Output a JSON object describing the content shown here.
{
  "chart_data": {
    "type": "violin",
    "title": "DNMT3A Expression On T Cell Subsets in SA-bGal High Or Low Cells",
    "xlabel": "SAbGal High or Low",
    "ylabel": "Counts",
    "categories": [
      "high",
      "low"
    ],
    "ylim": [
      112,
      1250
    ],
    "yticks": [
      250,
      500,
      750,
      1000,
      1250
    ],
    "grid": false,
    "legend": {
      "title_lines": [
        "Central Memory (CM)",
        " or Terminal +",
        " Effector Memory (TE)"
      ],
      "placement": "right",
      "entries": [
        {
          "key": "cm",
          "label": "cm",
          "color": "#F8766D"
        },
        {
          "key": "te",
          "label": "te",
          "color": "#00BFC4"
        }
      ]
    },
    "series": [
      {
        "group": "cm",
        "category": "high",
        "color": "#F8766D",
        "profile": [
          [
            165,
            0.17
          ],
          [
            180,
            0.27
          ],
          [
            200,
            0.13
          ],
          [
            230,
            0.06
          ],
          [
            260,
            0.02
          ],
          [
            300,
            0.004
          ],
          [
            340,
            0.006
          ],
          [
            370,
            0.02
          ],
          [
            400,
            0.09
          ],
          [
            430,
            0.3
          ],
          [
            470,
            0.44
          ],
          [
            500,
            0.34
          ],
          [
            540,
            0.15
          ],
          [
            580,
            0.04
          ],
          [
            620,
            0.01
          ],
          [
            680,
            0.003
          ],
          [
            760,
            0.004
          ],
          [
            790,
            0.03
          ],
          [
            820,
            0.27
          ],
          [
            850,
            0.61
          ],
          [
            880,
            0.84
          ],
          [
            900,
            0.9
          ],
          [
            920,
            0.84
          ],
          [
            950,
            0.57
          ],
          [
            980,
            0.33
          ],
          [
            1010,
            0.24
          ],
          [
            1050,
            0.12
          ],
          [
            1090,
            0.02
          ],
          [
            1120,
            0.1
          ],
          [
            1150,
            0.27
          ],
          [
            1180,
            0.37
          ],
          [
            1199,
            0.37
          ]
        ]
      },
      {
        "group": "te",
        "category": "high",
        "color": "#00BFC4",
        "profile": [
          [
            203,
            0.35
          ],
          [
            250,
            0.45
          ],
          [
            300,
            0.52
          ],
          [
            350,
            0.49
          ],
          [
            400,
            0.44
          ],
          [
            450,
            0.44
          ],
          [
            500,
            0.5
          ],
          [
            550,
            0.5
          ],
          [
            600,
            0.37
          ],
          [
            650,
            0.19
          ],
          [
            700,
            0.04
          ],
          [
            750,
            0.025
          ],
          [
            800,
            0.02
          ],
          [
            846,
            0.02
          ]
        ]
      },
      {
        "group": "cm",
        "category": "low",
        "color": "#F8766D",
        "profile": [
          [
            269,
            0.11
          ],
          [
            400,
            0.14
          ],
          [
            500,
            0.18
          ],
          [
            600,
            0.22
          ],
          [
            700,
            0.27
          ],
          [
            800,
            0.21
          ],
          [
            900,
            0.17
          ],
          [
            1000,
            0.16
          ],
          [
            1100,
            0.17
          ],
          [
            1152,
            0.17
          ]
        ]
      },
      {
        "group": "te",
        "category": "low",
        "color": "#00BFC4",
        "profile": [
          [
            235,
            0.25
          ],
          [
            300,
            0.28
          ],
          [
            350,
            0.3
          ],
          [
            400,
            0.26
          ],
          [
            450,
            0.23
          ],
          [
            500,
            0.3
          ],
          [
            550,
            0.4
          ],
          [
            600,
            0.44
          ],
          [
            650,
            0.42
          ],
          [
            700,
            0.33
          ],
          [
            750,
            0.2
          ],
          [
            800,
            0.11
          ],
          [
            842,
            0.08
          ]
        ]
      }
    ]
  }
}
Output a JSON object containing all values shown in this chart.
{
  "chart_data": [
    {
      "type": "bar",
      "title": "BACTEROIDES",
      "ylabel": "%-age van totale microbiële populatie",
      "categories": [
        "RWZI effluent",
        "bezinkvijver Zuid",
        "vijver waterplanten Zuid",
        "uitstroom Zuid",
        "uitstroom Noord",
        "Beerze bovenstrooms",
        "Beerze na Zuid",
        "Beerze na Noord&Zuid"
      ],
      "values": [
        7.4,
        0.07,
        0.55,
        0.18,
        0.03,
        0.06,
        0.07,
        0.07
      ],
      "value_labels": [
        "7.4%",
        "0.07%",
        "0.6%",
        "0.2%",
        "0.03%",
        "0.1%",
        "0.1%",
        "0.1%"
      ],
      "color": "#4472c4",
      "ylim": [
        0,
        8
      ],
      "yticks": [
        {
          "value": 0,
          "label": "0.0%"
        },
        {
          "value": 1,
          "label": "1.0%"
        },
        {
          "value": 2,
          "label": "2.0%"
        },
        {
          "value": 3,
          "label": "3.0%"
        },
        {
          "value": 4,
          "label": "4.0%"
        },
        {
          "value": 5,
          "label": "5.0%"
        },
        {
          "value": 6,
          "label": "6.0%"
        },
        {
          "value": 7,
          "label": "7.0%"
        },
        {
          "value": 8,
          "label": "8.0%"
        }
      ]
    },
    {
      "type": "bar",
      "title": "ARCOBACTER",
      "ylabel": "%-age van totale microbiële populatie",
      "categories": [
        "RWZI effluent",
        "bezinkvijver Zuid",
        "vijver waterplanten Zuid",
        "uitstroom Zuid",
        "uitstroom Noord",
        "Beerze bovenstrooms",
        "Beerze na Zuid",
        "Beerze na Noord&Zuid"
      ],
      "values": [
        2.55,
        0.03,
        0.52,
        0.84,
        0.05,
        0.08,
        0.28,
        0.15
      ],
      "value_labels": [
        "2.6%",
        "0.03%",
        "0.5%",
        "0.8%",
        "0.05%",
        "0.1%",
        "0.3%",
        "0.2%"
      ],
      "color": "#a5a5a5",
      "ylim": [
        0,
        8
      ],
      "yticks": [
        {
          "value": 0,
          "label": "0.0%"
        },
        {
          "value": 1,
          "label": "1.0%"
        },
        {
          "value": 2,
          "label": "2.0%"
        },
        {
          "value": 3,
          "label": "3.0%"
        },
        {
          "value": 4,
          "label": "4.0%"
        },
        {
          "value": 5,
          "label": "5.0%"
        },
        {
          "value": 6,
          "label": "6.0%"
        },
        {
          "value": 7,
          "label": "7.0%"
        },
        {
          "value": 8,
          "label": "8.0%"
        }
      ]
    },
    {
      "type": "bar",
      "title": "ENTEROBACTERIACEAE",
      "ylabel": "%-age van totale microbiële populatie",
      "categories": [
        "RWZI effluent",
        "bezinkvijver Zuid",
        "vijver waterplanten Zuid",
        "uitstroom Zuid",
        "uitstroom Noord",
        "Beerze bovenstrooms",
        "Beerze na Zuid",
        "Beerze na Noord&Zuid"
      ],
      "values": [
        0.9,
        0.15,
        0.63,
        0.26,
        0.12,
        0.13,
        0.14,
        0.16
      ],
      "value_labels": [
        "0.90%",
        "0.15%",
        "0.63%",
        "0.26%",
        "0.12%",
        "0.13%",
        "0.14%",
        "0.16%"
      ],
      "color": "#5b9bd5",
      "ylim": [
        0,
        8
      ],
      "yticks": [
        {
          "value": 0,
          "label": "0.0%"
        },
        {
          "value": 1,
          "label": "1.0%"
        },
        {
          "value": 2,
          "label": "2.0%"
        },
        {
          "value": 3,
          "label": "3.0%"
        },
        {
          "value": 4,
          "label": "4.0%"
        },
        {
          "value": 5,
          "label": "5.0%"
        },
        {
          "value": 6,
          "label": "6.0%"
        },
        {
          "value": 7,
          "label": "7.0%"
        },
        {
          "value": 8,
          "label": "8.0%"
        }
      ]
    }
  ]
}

□ □ □ □ □ □ □

TASK STATEMENT → Everything in the listing should be set down again exactly.

RESPONSE TO THIS TASK →
Output a JSON object describing the content shown here.
{
  "chart_data": {
    "type": "violin",
    "title": "DNMT3A Expression On T Cell Subsets in SA-bGal High Or Low Cells",
    "xlabel": "SAbGal High or Low",
    "ylabel": "Counts",
    "categories": [
      "high",
      "low"
    ],
    "ylim": [
      112,
      1250
    ],
    "yticks": [
      250,
      500,
      750,
      1000,
      1250
    ],
    "grid": false,
    "legend": {
      "title_lines": [
        "Central Memory (CM)",
        " or Terminal +",
        " Effector Memory (TE)"
      ],
      "placement": "right",
      "entries": [
        {
          "key": "cm",
          "label": "cm",
          "color": "#F8766D"
        },
        {
          "key": "te",
          "label": "te",
          "color": "#00BFC4"
        }
      ]
    },
    "series": [
      {
        "group": "cm",
        "category": "high",
        "color": "#F8766D",
        "profile": [
          [
            165,
            0.17
          ],
          [
            180,
            0.27
          ],
          [
            200,
            0.13
          ],
          [
            230,
            0.06
          ],
          [
            260,
            0.02
          ],
          [
            300,
            0.004
          ],
          [
            340,
            0.006
          ],
          [
            370,
            0.02
          ],
          [
            400,
            0.09
          ],
          [
            430,
            0.3
          ],
          [
            470,
            0.44
          ],
          [
            500,
            0.34
          ],
          [
            540,
            0.15
          ],
          [
            580,
            0.04
          ],
          [
            620,
            0.01
          ],
          [
            680,
            0.003
          ],
          [
            760,
            0.004
          ],
          [
            790,
            0.03
          ],
          [
            820,
            0.27
          ],
          [
            850,
            0.61
          ],
          [
            880,
            0.84
          ],
          [
            900,
            0.9
          ],
          [
            920,
            0.84
          ],
          [
            950,
            0.57
          ],
          [
            980,
            0.33
          ],
          [
            1010,
            0.24
          ],
          [
            1050,
            0.12
          ],
          [
            1090,
            0.02
          ],
          [
            1120,
            0.1
          ],
          [
            1150,
            0.27
          ],
          [
            1180,
            0.37
          ],
          [
            1199,
            0.37
          ]
        ]
      },
      {
        "group": "te",
        "category": "high",
        "color": "#00BFC4",
        "profile": [
          [
            203,
            0.35
          ],
          [
            250,
            0.45
          ],
          [
            300,
            0.52
          ],
          [
            350,
            0.49
          ],
          [
            400,
            0.44
          ],
          [
            450,
            0.44
          ],
          [
            500,
            0.5
          ],
          [
            550,
            0.5
          ],
          [
            600,
            0.37
          ],
          [
            650,
            0.19
          ],
          [
            700,
            0.04
          ],
          [
            750,
            0.025
          ],
          [
            800,
            0.02
          ],
          [
            846,
            0.02
          ]
        ]
      },
      {
        "group": "cm",
        "category": "low",
        "color": "#F8766D",
        "profile": [
          [
            269,
            0.11
          ],
          [
            400,
            0.14
          ],
          [
            500,
            0.18
          ],
          [
            600,
            0.22
          ],
          [
            700,
            0.27
          ],
          [
            800,
            0.21
          ],
          [
            900,
            0.17
          ],
          [
            1000,
            0.16
          ],
          [
            1100,
            0.17
          ],
          [
            1152,
            0.17
          ]
        ]
      },
      {
        "group": "te",
        "category": "low",
        "color": "#00BFC4",
        "profile": [
          [
            235,
            0.25
          ],
          [
            300,
            0.28
          ],
          [
            350,
            0.3
          ],
          [
            400,
            0.26
          ],
          [
            450,
            0.23
          ],
          [
            500,
            0.3
          ],
          [
            550,
            0.4
          ],
          [
            600,
            0.44
          ],
          [
            650,
            0.42
          ],
          [
            700,
            0.33
          ],
          [
            750,
            0.2
          ],
          [
            800,
            0.11
          ],
          [
            842,
            0.08
          ]
        ]
      }
    ]
  }
}
Output a JSON object containing all values shown in this chart.
{
  "chart_data": [
    {
      "type": "bar",
      "title": "BACTEROIDES",
      "ylabel": "%-age van totale microbiële populatie",
      "categories": [
        "RWZI effluent",
        "bezinkvijver Zuid",
        "vijver waterplanten Zuid",
        "uitstroom Zuid",
        "uitstroom Noord",
        "Beerze bovenstrooms",
        "Beerze na Zuid",
        "Beerze na Noord&Zuid"
      ],
      "values": [
        7.4,
        0.07,
        0.55,
        0.18,
        0.03,
        0.06,
        0.07,
        0.07
      ],
      "value_labels": [
        "7.4%",
        "0.07%",
        "0.6%",
        "0.2%",
        "0.03%",
        "0.1%",
        "0.1%",
        "0.1%"
      ],
      "color": "#4472c4",
      "ylim": [
        0,
        8
      ],
      "yticks": [
        {
          "value": 0,
          "label": "0.0%"
        },
        {
          "value": 1,
          "label": "1.0%"
        },
        {
          "value": 2,
          "label": "2.0%"
        },
        {
          "value": 3,
          "label": "3.0%"
        },
        {
          "value": 4,
          "label": "4.0%"
        },
        {
          "value": 5,
          "label": "5.0%"
        },
        {
          "value": 6,
          "label": "6.0%"
        },
        {
          "value": 7,
          "label": "7.0%"
        },
        {
          "value": 8,
          "label": "8.0%"
        }
      ]
    },
    {
      "type": "bar",
      "title": "ARCOBACTER",
      "ylabel": "%-age van totale microbiële populatie",
      "categories": [
        "RWZI effluent",
        "bezinkvijver Zuid",
        "vijver waterplanten Zuid",
        "uitstroom Zuid",
        "uitstroom Noord",
        "Beerze bovenstrooms",
        "Beerze na Zuid",
        "Beerze na Noord&Zuid"
      ],
      "values": [
        2.55,
        0.03,
        0.52,
        0.84,
        0.05,
        0.08,
        0.28,
        0.15
      ],
      "value_labels": [
        "2.6%",
        "0.03%",
        "0.5%",
        "0.8%",
        "0.05%",
        "0.1%",
        "0.3%",
        "0.2%"
      ],
      "color": "#a5a5a5",
      "ylim": [
        0,
        8
      ],
      "yticks": [
        {
          "value": 0,
          "label": "0.0%"
        },
        {
          "value": 1,
          "label": "1.0%"
        },
        {
          "value": 2,
          "label": "2.0%"
        },
        {
          "value": 3,
          "label": "3.0%"
        },
        {
          "value": 4,
          "label": "4.0%"
        },
        {
          "value": 5,
          "label": "5.0%"
        },
        {
          "value": 6,
          "label": "6.0%"
        },
        {
          "value": 7,
          "label": "7.0%"
        },
        {
          "value": 8,
          "label": "8.0%"
        }
      ]
    },
    {
      "type": "bar",
      "title": "ENTEROBACTERIACEAE",
      "ylabel": "%-age van totale microbiële populatie",
      "categories": [
        "RWZI effluent",
        "bezinkvijver Zuid",
        "vijver waterplanten Zuid",
        "uitstroom Zuid",
        "uitstroom Noord",
        "Beerze bovenstrooms",
        "Beerze na Zuid",
        "Beerze na Noord&Zuid"
      ],
      "values": [
        0.9,
        0.15,
        0.63,
        0.26,
        0.12,
        0.13,
        0.14,
        0.16
      ],
      "value_labels": [
        "0.90%",
        "0.15%",
        "0.63%",
        "0.26%",
        "0.12%",
        "0.13%",
        "0.14%",
        "0.16%"
      ],
      "color": "#5b9bd5",
      "ylim": [
        0,
        8
      ],
      "yticks": [
        {
          "value": 0,
          "label": "0.0%"
        },
        {
          "value": 1,
          "label": "1.0%"
        },
        {
          "value": 2,
          "label": "2.0%"
        },
        {
          "value": 3,
          "label": "3.0%"
        },
        {
          "value": 4,
          "label": "4.0%"
        },
        {
          "value": 5,
          "label": "5.0%"
        },
        {
          "value": 6,
          "label": "6.0%"
        },
        {
          "value": 7,
          "label": "7.0%"
        },
        {
          "value": 8,
          "label": "8.0%"
        }
      ]
    }
  ]
}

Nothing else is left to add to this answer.